◆ **STATED TASK**:
Quote every entry word for word.

**** PROVIDED MATERIAL

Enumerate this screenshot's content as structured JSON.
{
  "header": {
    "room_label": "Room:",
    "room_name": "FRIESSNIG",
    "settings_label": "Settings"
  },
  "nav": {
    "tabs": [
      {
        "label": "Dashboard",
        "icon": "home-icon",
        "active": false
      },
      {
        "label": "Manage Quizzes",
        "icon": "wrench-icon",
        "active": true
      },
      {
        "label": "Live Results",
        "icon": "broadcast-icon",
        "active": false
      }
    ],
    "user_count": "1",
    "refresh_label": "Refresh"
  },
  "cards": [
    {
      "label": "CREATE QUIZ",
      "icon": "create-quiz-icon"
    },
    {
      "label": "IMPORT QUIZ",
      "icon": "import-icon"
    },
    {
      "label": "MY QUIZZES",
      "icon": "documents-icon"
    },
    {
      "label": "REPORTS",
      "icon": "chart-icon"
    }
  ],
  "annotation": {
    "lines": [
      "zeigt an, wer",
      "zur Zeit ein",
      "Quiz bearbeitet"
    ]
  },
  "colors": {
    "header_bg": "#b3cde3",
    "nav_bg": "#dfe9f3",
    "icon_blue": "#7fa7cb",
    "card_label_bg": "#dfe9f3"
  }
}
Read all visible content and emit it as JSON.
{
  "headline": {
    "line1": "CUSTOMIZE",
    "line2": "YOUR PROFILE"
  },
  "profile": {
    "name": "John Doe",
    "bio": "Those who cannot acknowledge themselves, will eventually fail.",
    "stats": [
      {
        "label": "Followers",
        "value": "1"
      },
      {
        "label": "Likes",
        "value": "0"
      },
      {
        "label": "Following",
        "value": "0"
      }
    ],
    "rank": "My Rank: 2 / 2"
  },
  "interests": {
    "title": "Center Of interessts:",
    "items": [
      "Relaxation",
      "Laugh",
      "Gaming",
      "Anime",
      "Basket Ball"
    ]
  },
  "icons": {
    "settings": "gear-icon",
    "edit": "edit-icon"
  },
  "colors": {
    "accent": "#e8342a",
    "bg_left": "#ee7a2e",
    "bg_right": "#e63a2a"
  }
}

********

◆ **ANSWER**:
Enumerate this screenshot's content as structured JSON.
{
  "header": {
    "room_label": "Room:",
    "room_name": "FRIESSNIG",
    "settings_label": "Settings"
  },
  "nav": {
    "tabs": [
      {
        "label": "Dashboard",
        "icon": "home-icon",
        "active": false
      },
      {
        "label": "Manage Quizzes",
        "icon": "wrench-icon",
        "active": true
      },
      {
        "label": "Live Results",
        "icon": "broadcast-icon",
        "active": false
      }
    ],
    "user_count": "1",
    "refresh_label": "Refresh"
  },
  "cards": [
    {
      "label": "CREATE QUIZ",
      "icon": "create-quiz-icon"
    },
    {
      "label": "IMPORT QUIZ",
      "icon": "import-icon"
    },
    {
      "label": "MY QUIZZES",
      "icon": "documents-icon"
    },
    {
      "label": "REPORTS",
      "icon": "chart-icon"
    }
  ],
  "annotation": {
    "lines": [
      "zeigt an, wer",
      "zur Zeit ein",
      "Quiz bearbeitet"
    ]
  },
  "colors": {
    "header_bg": "#b3cde3",
    "nav_bg": "#dfe9f3",
    "icon_blue": "#7fa7cb",
    "card_label_bg": "#dfe9f3"
  }
}
Read all visible content and emit it as JSON.
{
  "headline": {
    "line1": "CUSTOMIZE",
    "line2": "YOUR PROFILE"
  },
  "profile": {
    "name": "John Doe",
    "bio": "Those who cannot acknowledge themselves, will eventually fail.",
    "stats": [
      {
        "label": "Followers",
        "value": "1"
      },
      {
        "label": "Likes",
        "value": "0"
      },
      {
        "label": "Following",
        "value": "0"
      }
    ],
    "rank": "My Rank: 2 / 2"
  },
  "interests": {
    "title": "Center Of interessts:",
    "items": [
      "Relaxation",
      "Laugh",
      "Gaming",
      "Anime",
      "Basket Ball"
    ]
  },
  "icons": {
    "settings": "gear-icon",
    "edit": "edit-icon"
  },
  "colors": {
    "accent": "#e8342a",
    "bg_left": "#ee7a2e",
    "bg_right": "#e63a2a"
  }
}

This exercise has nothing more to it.